##### MATERIAL SHOWN #####

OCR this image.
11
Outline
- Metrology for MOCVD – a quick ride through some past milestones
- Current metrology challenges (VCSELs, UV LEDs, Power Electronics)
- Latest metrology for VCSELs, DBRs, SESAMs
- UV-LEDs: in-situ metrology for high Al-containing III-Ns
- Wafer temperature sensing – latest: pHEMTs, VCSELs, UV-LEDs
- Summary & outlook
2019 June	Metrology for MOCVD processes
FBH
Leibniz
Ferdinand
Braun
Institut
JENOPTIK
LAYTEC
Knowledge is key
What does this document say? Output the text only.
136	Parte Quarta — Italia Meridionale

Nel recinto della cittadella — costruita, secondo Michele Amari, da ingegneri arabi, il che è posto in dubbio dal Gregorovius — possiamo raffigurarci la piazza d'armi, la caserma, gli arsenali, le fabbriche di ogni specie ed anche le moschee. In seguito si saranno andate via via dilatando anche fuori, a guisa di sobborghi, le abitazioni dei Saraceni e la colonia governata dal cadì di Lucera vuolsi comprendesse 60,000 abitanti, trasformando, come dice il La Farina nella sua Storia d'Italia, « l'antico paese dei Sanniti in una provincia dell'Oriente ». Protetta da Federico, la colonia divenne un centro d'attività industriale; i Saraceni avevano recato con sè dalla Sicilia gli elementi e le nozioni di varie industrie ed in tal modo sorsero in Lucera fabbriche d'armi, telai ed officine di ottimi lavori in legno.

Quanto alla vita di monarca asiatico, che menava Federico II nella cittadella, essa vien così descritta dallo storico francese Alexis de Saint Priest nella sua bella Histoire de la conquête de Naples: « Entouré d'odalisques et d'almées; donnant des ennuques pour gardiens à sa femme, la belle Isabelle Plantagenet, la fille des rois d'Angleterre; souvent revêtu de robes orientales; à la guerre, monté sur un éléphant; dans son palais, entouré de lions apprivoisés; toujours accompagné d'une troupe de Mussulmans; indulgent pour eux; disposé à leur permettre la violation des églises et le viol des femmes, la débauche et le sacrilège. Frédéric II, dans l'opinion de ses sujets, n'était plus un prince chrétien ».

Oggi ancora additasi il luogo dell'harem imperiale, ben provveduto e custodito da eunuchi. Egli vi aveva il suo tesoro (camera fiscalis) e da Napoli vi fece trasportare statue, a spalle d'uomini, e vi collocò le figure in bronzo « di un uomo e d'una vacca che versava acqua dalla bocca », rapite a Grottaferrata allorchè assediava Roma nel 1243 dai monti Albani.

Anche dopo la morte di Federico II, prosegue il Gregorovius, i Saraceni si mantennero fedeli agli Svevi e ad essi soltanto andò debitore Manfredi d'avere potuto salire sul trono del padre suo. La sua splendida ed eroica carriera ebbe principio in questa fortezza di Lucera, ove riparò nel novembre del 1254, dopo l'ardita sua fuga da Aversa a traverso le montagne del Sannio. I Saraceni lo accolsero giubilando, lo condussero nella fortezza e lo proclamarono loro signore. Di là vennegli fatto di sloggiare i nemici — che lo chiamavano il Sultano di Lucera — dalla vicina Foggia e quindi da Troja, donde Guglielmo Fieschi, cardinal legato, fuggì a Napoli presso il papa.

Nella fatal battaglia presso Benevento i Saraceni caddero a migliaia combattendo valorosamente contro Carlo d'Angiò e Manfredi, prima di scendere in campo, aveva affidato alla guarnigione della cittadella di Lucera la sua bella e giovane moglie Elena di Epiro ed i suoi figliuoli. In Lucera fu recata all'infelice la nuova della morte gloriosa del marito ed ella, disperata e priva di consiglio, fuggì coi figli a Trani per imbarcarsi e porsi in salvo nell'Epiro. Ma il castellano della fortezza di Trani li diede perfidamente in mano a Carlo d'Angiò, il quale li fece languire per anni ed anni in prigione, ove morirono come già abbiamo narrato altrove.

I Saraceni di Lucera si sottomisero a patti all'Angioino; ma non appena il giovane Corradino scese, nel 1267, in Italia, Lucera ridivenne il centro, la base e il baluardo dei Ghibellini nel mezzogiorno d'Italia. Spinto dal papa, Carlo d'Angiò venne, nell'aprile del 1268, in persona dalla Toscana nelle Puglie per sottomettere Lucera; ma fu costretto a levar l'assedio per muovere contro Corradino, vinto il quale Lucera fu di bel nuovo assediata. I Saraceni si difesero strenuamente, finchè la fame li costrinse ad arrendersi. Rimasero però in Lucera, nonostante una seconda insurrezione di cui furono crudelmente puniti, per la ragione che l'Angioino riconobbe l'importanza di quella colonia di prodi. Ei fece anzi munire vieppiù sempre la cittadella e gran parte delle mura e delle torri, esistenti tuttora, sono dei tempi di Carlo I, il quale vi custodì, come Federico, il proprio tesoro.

#####

▶ AIM OF THE EXERCISE
Reproduce the material above without altering a single character.

▶ EXPECTED ANSWER
OCR this image.
11
Outline
- Metrology for MOCVD – a quick ride through some past milestones
- Current metrology challenges (VCSELs, UV LEDs, Power Electronics)
- Latest metrology for VCSELs, DBRs, SESAMs
- UV-LEDs: in-situ metrology for high Al-containing III-Ns
- Wafer temperature sensing – latest: pHEMTs, VCSELs, UV-LEDs
- Summary & outlook
2019 June	Metrology for MOCVD processes
FBH
Leibniz
Ferdinand
Braun
Institut
JENOPTIK
LAYTEC
Knowledge is key
What does this document say? Output the text only.
136	Parte Quarta — Italia Meridionale

Nel recinto della cittadella — costruita, secondo Michele Amari, da ingegneri arabi, il che è posto in dubbio dal Gregorovius — possiamo raffigurarci la piazza d'armi, la caserma, gli arsenali, le fabbriche di ogni specie ed anche le moschee. In seguito si saranno andate via via dilatando anche fuori, a guisa di sobborghi, le abitazioni dei Saraceni e la colonia governata dal cadì di Lucera vuolsi comprendesse 60,000 abitanti, trasformando, come dice il La Farina nella sua Storia d'Italia, « l'antico paese dei Sanniti in una provincia dell'Oriente ». Protetta da Federico, la colonia divenne un centro d'attività industriale; i Saraceni avevano recato con sè dalla Sicilia gli elementi e le nozioni di varie industrie ed in tal modo sorsero in Lucera fabbriche d'armi, telai ed officine di ottimi lavori in legno.

Quanto alla vita di monarca asiatico, che menava Federico II nella cittadella, essa vien così descritta dallo storico francese Alexis de Saint Priest nella sua bella Histoire de la conquête de Naples: « Entouré d'odalisques et d'almées; donnant des ennuques pour gardiens à sa femme, la belle Isabelle Plantagenet, la fille des rois d'Angleterre; souvent revêtu de robes orientales; à la guerre, monté sur un éléphant; dans son palais, entouré de lions apprivoisés; toujours accompagné d'une troupe de Mussulmans; indulgent pour eux; disposé à leur permettre la violation des églises et le viol des femmes, la débauche et le sacrilège. Frédéric II, dans l'opinion de ses sujets, n'était plus un prince chrétien ».

Oggi ancora additasi il luogo dell'harem imperiale, ben provveduto e custodito da eunuchi. Egli vi aveva il suo tesoro (camera fiscalis) e da Napoli vi fece trasportare statue, a spalle d'uomini, e vi collocò le figure in bronzo « di un uomo e d'una vacca che versava acqua dalla bocca », rapite a Grottaferrata allorchè assediava Roma nel 1243 dai monti Albani.

Anche dopo la morte di Federico II, prosegue il Gregorovius, i Saraceni si mantennero fedeli agli Svevi e ad essi soltanto andò debitore Manfredi d'avere potuto salire sul trono del padre suo. La sua splendida ed eroica carriera ebbe principio in questa fortezza di Lucera, ove riparò nel novembre del 1254, dopo l'ardita sua fuga da Aversa a traverso le montagne del Sannio. I Saraceni lo accolsero giubilando, lo condussero nella fortezza e lo proclamarono loro signore. Di là vennegli fatto di sloggiare i nemici — che lo chiamavano il Sultano di Lucera — dalla vicina Foggia e quindi da Troja, donde Guglielmo Fieschi, cardinal legato, fuggì a Napoli presso il papa.

Nella fatal battaglia presso Benevento i Saraceni caddero a migliaia combattendo valorosamente contro Carlo d'Angiò e Manfredi, prima di scendere in campo, aveva affidato alla guarnigione della cittadella di Lucera la sua bella e giovane moglie Elena di Epiro ed i suoi figliuoli. In Lucera fu recata all'infelice la nuova della morte gloriosa del marito ed ella, disperata e priva di consiglio, fuggì coi figli a Trani per imbarcarsi e porsi in salvo nell'Epiro. Ma il castellano della fortezza di Trani li diede perfidamente in mano a Carlo d'Angiò, il quale li fece languire per anni ed anni in prigione, ove morirono come già abbiamo narrato altrove.

I Saraceni di Lucera si sottomisero a patti all'Angioino; ma non appena il giovane Corradino scese, nel 1267, in Italia, Lucera ridivenne il centro, la base e il baluardo dei Ghibellini nel mezzogiorno d'Italia. Spinto dal papa, Carlo d'Angiò venne, nell'aprile del 1268, in persona dalla Toscana nelle Puglie per sottomettere Lucera; ma fu costretto a levar l'assedio per muovere contro Corradino, vinto il quale Lucera fu di bel nuovo assediata. I Saraceni si difesero strenuamente, finchè la fame li costrinse ad arrendersi. Rimasero però in Lucera, nonostante una seconda insurrezione di cui furono crudelmente puniti, per la ragione che l'Angioino riconobbe l'importanza di quella colonia di prodi. Ei fece anzi munire vieppiù sempre la cittadella e gran parte delle mura e delle torri, esistenti tuttora, sono dei tempi di Carlo I, il quale vi custodì, come Federico, il proprio tesoro.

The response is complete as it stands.